**Given task**: Transcribe the listing exactly, leaving out every picture.

-- Start Provided information --

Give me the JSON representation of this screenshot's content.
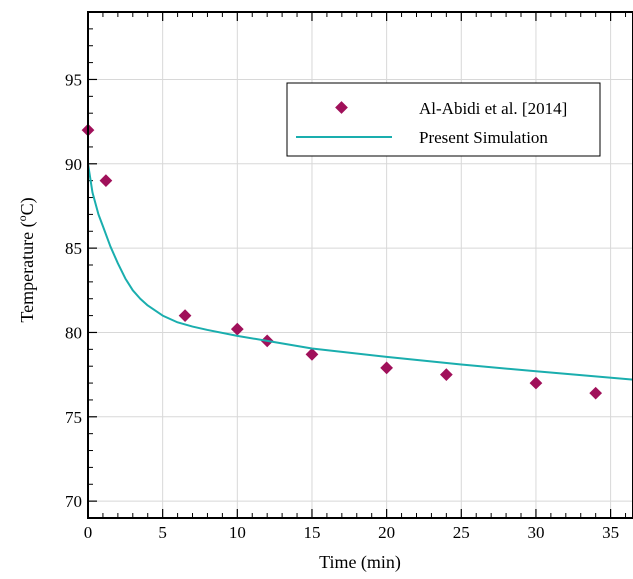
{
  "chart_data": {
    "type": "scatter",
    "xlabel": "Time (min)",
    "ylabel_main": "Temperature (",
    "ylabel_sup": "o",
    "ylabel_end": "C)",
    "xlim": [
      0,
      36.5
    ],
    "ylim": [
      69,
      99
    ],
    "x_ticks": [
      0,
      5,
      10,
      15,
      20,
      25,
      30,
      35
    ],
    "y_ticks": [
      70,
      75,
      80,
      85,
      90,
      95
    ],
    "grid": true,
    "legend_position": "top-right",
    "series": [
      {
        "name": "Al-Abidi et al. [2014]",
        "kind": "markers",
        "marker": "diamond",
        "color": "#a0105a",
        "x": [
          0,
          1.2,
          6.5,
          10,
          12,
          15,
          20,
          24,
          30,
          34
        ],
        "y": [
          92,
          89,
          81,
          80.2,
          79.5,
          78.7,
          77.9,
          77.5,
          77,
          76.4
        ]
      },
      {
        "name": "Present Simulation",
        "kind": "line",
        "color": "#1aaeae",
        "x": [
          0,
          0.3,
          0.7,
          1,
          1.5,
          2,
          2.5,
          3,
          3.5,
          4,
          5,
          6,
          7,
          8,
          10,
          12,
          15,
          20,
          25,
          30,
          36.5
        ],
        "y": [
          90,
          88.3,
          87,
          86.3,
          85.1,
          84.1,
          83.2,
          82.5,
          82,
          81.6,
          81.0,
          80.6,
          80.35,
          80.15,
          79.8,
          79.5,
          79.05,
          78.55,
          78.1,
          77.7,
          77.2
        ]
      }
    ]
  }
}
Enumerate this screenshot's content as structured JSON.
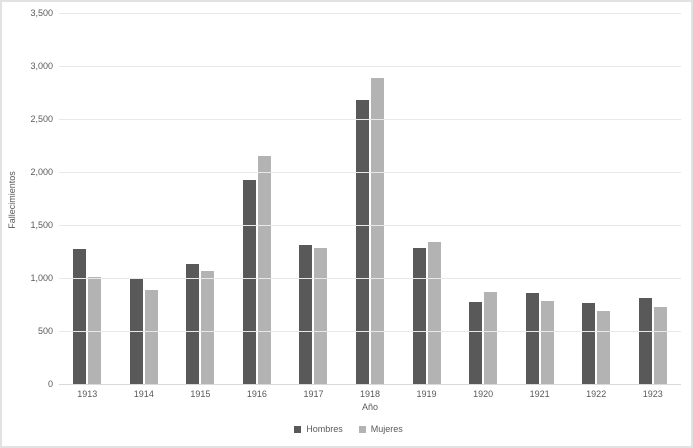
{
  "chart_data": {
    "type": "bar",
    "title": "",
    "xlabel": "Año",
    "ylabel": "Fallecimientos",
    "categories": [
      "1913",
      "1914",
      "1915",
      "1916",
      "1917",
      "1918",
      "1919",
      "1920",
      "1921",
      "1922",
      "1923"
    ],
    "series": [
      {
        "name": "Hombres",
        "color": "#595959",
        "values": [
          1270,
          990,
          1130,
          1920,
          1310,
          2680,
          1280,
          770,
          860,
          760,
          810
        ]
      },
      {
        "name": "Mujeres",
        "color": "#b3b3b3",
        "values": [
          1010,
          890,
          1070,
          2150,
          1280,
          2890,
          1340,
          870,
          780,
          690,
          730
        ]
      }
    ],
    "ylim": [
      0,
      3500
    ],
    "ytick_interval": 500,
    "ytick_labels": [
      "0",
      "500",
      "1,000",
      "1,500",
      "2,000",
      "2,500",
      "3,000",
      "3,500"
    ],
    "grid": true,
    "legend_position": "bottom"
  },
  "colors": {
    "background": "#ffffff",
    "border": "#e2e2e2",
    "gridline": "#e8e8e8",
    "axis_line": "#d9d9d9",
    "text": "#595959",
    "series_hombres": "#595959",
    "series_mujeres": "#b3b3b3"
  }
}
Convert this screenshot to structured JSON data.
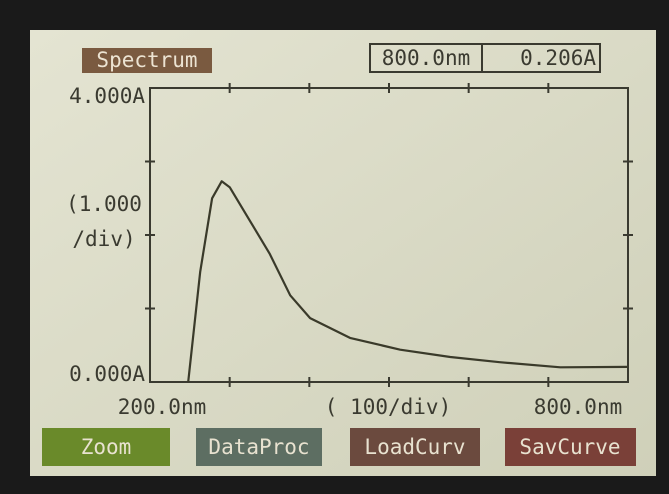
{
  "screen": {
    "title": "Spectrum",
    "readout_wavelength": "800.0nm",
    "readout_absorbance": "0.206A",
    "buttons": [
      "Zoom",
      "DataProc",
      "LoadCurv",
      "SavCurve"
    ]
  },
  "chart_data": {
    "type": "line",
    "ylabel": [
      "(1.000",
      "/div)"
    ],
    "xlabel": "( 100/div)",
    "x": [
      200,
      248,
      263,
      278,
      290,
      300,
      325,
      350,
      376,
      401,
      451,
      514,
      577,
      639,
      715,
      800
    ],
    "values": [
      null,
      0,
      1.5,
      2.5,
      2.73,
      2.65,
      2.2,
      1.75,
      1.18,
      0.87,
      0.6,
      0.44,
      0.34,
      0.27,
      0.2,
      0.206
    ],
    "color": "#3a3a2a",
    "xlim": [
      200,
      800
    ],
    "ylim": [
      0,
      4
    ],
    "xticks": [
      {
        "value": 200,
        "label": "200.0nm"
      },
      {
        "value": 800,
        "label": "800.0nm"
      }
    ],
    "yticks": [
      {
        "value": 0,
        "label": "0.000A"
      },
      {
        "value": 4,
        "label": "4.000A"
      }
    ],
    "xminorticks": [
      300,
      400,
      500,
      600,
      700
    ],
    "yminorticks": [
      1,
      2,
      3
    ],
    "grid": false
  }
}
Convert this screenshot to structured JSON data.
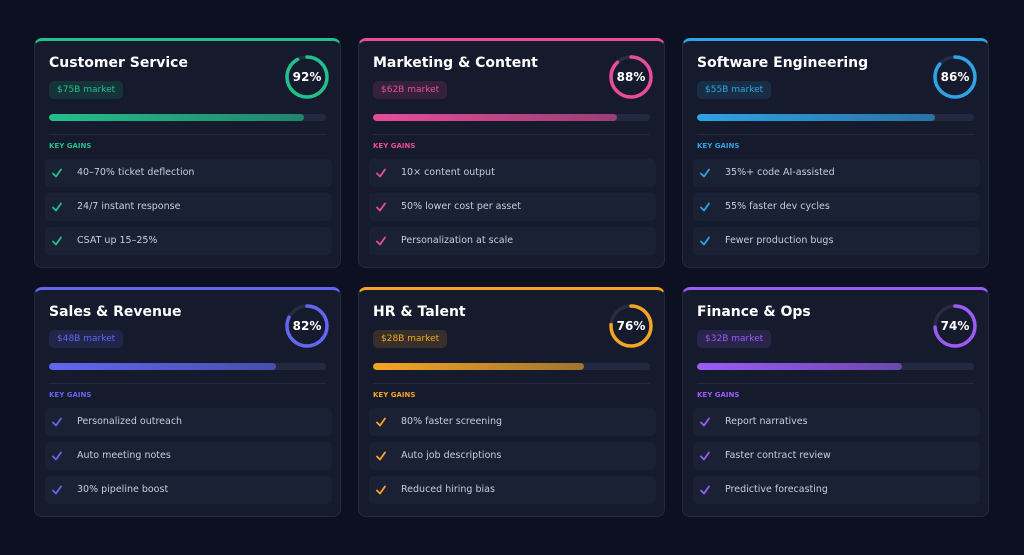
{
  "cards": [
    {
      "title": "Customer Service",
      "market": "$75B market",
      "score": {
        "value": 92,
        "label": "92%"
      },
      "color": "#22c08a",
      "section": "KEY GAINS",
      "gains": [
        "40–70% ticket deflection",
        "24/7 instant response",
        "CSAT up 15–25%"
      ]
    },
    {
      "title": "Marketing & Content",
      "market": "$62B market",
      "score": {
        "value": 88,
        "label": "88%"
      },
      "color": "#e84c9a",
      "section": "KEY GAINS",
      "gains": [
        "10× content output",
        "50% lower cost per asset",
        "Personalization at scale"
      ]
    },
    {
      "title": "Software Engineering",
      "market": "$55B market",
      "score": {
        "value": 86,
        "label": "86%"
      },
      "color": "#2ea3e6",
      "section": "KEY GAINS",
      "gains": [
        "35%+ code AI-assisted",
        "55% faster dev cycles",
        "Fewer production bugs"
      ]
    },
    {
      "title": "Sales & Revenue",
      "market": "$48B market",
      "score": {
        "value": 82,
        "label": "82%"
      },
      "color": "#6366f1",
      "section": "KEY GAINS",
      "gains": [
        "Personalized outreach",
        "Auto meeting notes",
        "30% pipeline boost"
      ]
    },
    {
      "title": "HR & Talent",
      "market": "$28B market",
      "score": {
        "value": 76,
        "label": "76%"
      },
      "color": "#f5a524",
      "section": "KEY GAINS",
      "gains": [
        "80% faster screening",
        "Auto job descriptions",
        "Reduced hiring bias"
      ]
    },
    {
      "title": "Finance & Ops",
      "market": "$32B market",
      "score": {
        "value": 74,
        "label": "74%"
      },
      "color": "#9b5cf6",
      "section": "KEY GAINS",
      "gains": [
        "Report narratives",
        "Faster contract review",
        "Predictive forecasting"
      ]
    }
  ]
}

-- End Provided information --

**The result**:
Give me the JSON representation of this screenshot's content.
{
  "chart_data": {
    "type": "scatter",
    "xlabel": "Time (min)",
    "ylabel_main": "Temperature (",
    "ylabel_sup": "o",
    "ylabel_end": "C)",
    "xlim": [
      0,
      36.5
    ],
    "ylim": [
      69,
      99
    ],
    "x_ticks": [
      0,
      5,
      10,
      15,
      20,
      25,
      30,
      35
    ],
    "y_ticks": [
      70,
      75,
      80,
      85,
      90,
      95
    ],
    "grid": true,
    "legend_position": "top-right",
    "series": [
      {
        "name": "Al-Abidi et al. [2014]",
        "kind": "markers",
        "marker": "diamond",
        "color": "#a0105a",
        "x": [
          0,
          1.2,
          6.5,
          10,
          12,
          15,
          20,
          24,
          30,
          34
        ],
        "y": [
          92,
          89,
          81,
          80.2,
          79.5,
          78.7,
          77.9,
          77.5,
          77,
          76.4
        ]
      },
      {
        "name": "Present Simulation",
        "kind": "line",
        "color": "#1aaeae",
        "x": [
          0,
          0.3,
          0.7,
          1,
          1.5,
          2,
          2.5,
          3,
          3.5,
          4,
          5,
          6,
          7,
          8,
          10,
          12,
          15,
          20,
          25,
          30,
          36.5
        ],
        "y": [
          90,
          88.3,
          87,
          86.3,
          85.1,
          84.1,
          83.2,
          82.5,
          82,
          81.6,
          81.0,
          80.6,
          80.35,
          80.15,
          79.8,
          79.5,
          79.05,
          78.55,
          78.1,
          77.7,
          77.2
        ]
      }
    ]
  }
}
Enumerate this screenshot's content as structured JSON.
{
  "chart_data": {
    "type": "bar",
    "title": "",
    "xlabel": "Año",
    "ylabel": "Fallecimientos",
    "categories": [
      "1913",
      "1914",
      "1915",
      "1916",
      "1917",
      "1918",
      "1919",
      "1920",
      "1921",
      "1922",
      "1923"
    ],
    "series": [
      {
        "name": "Hombres",
        "color": "#595959",
        "values": [
          1270,
          990,
          1130,
          1920,
          1310,
          2680,
          1280,
          770,
          860,
          760,
          810
        ]
      },
      {
        "name": "Mujeres",
        "color": "#b3b3b3",
        "values": [
          1010,
          890,
          1070,
          2150,
          1280,
          2890,
          1340,
          870,
          780,
          690,
          730
        ]
      }
    ],
    "ylim": [
      0,
      3500
    ],
    "ytick_interval": 500,
    "ytick_labels": [
      "0",
      "500",
      "1,000",
      "1,500",
      "2,000",
      "2,500",
      "3,000",
      "3,500"
    ],
    "grid": true,
    "legend_position": "bottom"
  },
  "colors": {
    "background": "#ffffff",
    "border": "#e2e2e2",
    "gridline": "#e8e8e8",
    "axis_line": "#d9d9d9",
    "text": "#595959",
    "series_hombres": "#595959",
    "series_mujeres": "#b3b3b3"
  }
}
Convert this screenshot to structured JSON data.
{
  "screen": {
    "title": "Spectrum",
    "readout_wavelength": "800.0nm",
    "readout_absorbance": "0.206A",
    "buttons": [
      "Zoom",
      "DataProc",
      "LoadCurv",
      "SavCurve"
    ]
  },
  "chart_data": {
    "type": "line",
    "ylabel": [
      "(1.000",
      "/div)"
    ],
    "xlabel": "( 100/div)",
    "x": [
      200,
      248,
      263,
      278,
      290,
      300,
      325,
      350,
      376,
      401,
      451,
      514,
      577,
      639,
      715,
      800
    ],
    "values": [
      null,
      0,
      1.5,
      2.5,
      2.73,
      2.65,
      2.2,
      1.75,
      1.18,
      0.87,
      0.6,
      0.44,
      0.34,
      0.27,
      0.2,
      0.206
    ],
    "color": "#3a3a2a",
    "xlim": [
      200,
      800
    ],
    "ylim": [
      0,
      4
    ],
    "xticks": [
      {
        "value": 200,
        "label": "200.0nm"
      },
      {
        "value": 800,
        "label": "800.0nm"
      }
    ],
    "yticks": [
      {
        "value": 0,
        "label": "0.000A"
      },
      {
        "value": 4,
        "label": "4.000A"
      }
    ],
    "xminorticks": [
      300,
      400,
      500,
      600,
      700
    ],
    "yminorticks": [
      1,
      2,
      3
    ],
    "grid": false
  }
}
Convert this screenshot to structured JSON data.
{
  "cards": [
    {
      "title": "Customer Service",
      "market": "$75B market",
      "score": {
        "value": 92,
        "label": "92%"
      },
      "color": "#22c08a",
      "section": "KEY GAINS",
      "gains": [
        "40–70% ticket deflection",
        "24/7 instant response",
        "CSAT up 15–25%"
      ]
    },
    {
      "title": "Marketing & Content",
      "market": "$62B market",
      "score": {
        "value": 88,
        "label": "88%"
      },
      "color": "#e84c9a",
      "section": "KEY GAINS",
      "gains": [
        "10× content output",
        "50% lower cost per asset",
        "Personalization at scale"
      ]
    },
    {
      "title": "Software Engineering",
      "market": "$55B market",
      "score": {
        "value": 86,
        "label": "86%"
      },
      "color": "#2ea3e6",
      "section": "KEY GAINS",
      "gains": [
        "35%+ code AI-assisted",
        "55% faster dev cycles",
        "Fewer production bugs"
      ]
    },
    {
      "title": "Sales & Revenue",
      "market": "$48B market",
      "score": {
        "value": 82,
        "label": "82%"
      },
      "color": "#6366f1",
      "section": "KEY GAINS",
      "gains": [
        "Personalized outreach",
        "Auto meeting notes",
        "30% pipeline boost"
      ]
    },
    {
      "title": "HR & Talent",
      "market": "$28B market",
      "score": {
        "value": 76,
        "label": "76%"
      },
      "color": "#f5a524",
      "section": "KEY GAINS",
      "gains": [
        "80% faster screening",
        "Auto job descriptions",
        "Reduced hiring bias"
      ]
    },
    {
      "title": "Finance & Ops",
      "market": "$32B market",
      "score": {
        "value": 74,
        "label": "74%"
      },
      "color": "#9b5cf6",
      "section": "KEY GAINS",
      "gains": [
        "Report narratives",
        "Faster contract review",
        "Predictive forecasting"
      ]
    }
  ]
}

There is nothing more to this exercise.